§ SET EXERCISE:
Nothing but the lines from the one with "What does this" to the final line should be returned, each exactly as it appears.

§ Extracted data entries:

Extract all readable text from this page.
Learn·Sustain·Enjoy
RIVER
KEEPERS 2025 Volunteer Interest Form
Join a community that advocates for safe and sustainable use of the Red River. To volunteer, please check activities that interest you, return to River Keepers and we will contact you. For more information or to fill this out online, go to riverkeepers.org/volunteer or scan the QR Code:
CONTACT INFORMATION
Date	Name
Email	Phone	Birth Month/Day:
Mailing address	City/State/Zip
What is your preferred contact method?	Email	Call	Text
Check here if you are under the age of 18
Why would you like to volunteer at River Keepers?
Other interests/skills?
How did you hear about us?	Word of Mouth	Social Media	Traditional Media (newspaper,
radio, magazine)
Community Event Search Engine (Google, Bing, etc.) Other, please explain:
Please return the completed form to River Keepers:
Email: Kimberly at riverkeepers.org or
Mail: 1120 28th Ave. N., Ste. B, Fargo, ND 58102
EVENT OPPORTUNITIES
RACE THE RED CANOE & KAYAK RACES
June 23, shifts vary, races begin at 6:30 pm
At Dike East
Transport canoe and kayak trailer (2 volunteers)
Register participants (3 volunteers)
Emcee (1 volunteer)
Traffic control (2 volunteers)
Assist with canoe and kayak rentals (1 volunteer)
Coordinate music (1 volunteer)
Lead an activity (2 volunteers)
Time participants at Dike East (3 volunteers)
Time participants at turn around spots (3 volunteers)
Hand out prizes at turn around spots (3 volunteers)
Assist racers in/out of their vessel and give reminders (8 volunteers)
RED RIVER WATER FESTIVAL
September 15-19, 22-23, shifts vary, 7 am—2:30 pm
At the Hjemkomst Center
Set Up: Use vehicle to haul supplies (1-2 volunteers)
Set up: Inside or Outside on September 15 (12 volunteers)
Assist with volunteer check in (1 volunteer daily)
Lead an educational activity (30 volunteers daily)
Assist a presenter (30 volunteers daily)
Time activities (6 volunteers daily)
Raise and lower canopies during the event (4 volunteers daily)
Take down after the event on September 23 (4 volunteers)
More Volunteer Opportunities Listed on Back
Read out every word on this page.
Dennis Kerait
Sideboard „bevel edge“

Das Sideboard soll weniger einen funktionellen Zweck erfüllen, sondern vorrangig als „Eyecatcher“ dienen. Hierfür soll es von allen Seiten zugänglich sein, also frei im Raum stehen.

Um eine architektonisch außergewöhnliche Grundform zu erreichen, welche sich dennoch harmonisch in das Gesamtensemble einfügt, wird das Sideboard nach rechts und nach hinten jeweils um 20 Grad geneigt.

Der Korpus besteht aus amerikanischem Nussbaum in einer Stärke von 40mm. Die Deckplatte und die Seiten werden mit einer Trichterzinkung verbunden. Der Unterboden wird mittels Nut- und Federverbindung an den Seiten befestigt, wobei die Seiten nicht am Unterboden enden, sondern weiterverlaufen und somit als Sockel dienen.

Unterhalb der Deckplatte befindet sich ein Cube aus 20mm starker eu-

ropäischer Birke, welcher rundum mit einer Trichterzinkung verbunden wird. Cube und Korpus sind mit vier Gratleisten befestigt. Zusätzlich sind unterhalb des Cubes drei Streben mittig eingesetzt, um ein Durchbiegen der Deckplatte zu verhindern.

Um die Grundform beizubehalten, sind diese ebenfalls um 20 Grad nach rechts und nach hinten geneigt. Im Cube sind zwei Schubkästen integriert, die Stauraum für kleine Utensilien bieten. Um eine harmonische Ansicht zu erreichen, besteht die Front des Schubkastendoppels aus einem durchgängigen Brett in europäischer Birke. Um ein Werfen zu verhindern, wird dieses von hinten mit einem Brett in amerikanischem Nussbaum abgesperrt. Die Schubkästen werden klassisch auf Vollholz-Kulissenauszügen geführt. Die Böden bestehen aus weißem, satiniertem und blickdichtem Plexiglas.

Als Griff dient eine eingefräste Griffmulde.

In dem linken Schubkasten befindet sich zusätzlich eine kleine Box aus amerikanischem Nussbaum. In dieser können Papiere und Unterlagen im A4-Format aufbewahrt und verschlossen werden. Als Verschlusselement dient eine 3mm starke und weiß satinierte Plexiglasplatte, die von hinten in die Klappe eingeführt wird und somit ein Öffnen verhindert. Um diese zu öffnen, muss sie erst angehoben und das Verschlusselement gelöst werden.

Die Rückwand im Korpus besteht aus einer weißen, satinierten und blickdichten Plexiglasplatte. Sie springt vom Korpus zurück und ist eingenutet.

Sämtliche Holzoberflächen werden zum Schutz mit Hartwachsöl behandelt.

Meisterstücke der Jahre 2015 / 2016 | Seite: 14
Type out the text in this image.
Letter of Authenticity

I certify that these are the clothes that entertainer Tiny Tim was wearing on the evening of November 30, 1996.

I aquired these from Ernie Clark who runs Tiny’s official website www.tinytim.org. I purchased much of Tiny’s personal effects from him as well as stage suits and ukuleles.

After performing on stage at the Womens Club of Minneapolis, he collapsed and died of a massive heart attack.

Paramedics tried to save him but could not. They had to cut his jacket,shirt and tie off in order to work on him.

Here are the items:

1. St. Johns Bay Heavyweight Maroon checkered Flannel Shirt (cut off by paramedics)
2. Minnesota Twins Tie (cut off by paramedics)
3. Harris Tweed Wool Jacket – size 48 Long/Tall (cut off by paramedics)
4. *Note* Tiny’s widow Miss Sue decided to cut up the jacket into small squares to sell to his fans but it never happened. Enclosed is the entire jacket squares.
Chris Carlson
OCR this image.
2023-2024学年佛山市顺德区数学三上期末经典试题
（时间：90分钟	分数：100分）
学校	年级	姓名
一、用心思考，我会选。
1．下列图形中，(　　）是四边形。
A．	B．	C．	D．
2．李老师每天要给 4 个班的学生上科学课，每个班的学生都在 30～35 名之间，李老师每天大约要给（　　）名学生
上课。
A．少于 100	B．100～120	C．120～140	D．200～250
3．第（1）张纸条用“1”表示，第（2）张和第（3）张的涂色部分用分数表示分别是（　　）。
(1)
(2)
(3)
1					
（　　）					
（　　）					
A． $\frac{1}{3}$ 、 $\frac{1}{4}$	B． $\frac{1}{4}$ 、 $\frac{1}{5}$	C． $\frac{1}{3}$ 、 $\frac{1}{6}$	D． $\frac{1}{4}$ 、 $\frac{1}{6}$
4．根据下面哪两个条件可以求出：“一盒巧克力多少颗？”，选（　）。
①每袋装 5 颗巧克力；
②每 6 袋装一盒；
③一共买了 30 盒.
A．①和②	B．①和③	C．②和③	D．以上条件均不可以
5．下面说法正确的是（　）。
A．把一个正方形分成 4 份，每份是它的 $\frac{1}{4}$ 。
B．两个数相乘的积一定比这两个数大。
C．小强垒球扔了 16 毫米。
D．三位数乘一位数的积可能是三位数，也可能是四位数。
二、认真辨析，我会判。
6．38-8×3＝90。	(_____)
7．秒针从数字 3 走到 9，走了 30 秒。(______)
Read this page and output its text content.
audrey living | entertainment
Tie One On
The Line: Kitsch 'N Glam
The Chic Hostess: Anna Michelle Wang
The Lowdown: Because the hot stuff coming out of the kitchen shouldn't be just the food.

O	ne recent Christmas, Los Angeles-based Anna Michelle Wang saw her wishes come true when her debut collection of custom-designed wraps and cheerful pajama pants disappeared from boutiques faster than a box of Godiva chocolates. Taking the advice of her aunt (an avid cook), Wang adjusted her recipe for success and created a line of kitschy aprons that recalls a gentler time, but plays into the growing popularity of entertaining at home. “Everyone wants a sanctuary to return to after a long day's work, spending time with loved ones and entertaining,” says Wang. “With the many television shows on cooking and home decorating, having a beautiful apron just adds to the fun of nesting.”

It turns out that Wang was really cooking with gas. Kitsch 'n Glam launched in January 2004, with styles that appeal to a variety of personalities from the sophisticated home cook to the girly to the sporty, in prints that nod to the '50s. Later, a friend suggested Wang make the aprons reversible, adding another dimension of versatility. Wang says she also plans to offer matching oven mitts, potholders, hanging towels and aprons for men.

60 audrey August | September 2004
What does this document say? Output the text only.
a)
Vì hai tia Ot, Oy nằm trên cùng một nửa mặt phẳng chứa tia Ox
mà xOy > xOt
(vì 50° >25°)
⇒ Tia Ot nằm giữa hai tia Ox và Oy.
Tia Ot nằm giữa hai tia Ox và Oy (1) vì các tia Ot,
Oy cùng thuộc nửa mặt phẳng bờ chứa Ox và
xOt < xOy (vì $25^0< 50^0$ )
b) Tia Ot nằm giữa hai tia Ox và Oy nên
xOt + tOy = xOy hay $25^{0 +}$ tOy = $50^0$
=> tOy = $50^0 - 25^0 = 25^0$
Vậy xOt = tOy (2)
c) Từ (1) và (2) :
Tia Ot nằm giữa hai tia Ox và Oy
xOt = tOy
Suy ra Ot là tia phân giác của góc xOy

§ WRITTEN RESPONSE:
What does this document say? Output the text only.
a)
Vì hai tia Ot, Oy nằm trên cùng một nửa mặt phẳng chứa tia Ox
mà xOy > xOt
(vì 50° >25°)
⇒ Tia Ot nằm giữa hai tia Ox và Oy.
Tia Ot nằm giữa hai tia Ox và Oy (1) vì các tia Ot,
Oy cùng thuộc nửa mặt phẳng bờ chứa Ox và
xOt < xOy (vì $25^0< 50^0$ )
b) Tia Ot nằm giữa hai tia Ox và Oy nên
xOt + tOy = xOy hay $25^{0 +}$ tOy = $50^0$
=> tOy = $50^0 - 25^0 = 25^0$
Vậy xOt = tOy (2)
c) Từ (1) và (2) :
Tia Ot nằm giữa hai tia Ox và Oy
xOt = tOy
Suy ra Ot là tia phân giác của góc xOy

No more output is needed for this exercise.